WHAT IS REQUIRED: Copy out the data exactly, leaving the pictures behind.
-- START OF RECORD LIST --
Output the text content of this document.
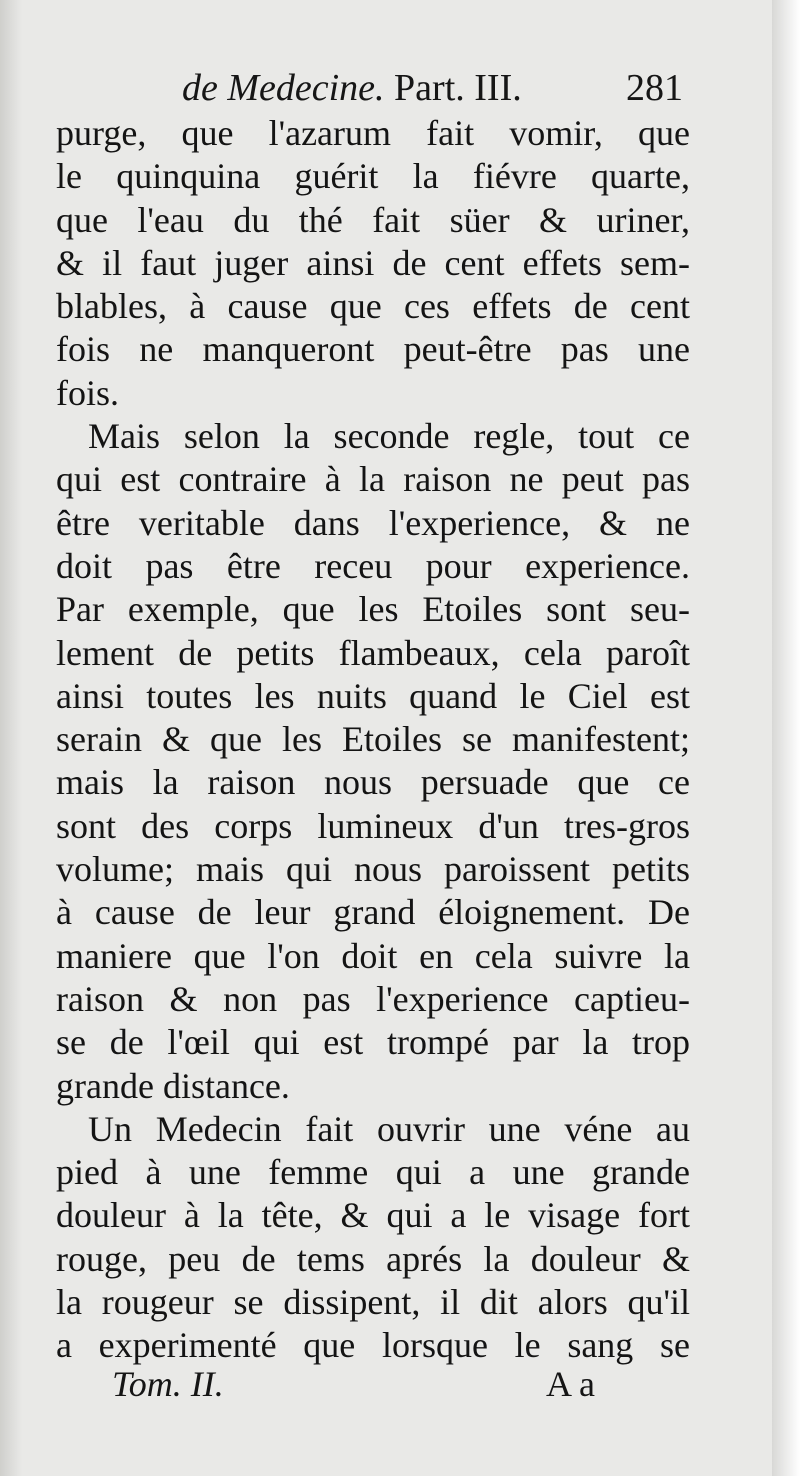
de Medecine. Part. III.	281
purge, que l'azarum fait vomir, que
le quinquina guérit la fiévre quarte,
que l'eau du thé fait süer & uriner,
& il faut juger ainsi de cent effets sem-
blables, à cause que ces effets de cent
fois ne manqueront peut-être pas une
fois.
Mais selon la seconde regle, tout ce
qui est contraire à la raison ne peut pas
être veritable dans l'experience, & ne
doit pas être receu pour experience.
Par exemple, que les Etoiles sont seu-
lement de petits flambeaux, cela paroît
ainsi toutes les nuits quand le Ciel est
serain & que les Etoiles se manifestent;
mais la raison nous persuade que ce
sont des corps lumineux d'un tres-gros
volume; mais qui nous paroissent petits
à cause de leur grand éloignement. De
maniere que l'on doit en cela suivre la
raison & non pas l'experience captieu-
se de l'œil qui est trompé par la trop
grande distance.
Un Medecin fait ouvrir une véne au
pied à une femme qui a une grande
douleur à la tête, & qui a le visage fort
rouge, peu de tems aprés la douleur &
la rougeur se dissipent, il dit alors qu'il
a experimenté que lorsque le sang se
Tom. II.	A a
-- END OF RECORD LIST --
SOLVED PROBLEM:
Output the text content of this document.
de Medecine. Part. III.	281
purge, que l'azarum fait vomir, que
le quinquina guérit la fiévre quarte,
que l'eau du thé fait süer & uriner,
& il faut juger ainsi de cent effets sem-
blables, à cause que ces effets de cent
fois ne manqueront peut-être pas une
fois.
Mais selon la seconde regle, tout ce
qui est contraire à la raison ne peut pas
être veritable dans l'experience, & ne
doit pas être receu pour experience.
Par exemple, que les Etoiles sont seu-
lement de petits flambeaux, cela paroît
ainsi toutes les nuits quand le Ciel est
serain & que les Etoiles se manifestent;
mais la raison nous persuade que ce
sont des corps lumineux d'un tres-gros
volume; mais qui nous paroissent petits
à cause de leur grand éloignement. De
maniere que l'on doit en cela suivre la
raison & non pas l'experience captieu-
se de l'œil qui est trompé par la trop
grande distance.
Un Medecin fait ouvrir une véne au
pied à une femme qui a une grande
douleur à la tête, & qui a le visage fort
rouge, peu de tems aprés la douleur &
la rougeur se dissipent, il dit alors qu'il
a experimenté que lorsque le sang se
Tom. II.	A a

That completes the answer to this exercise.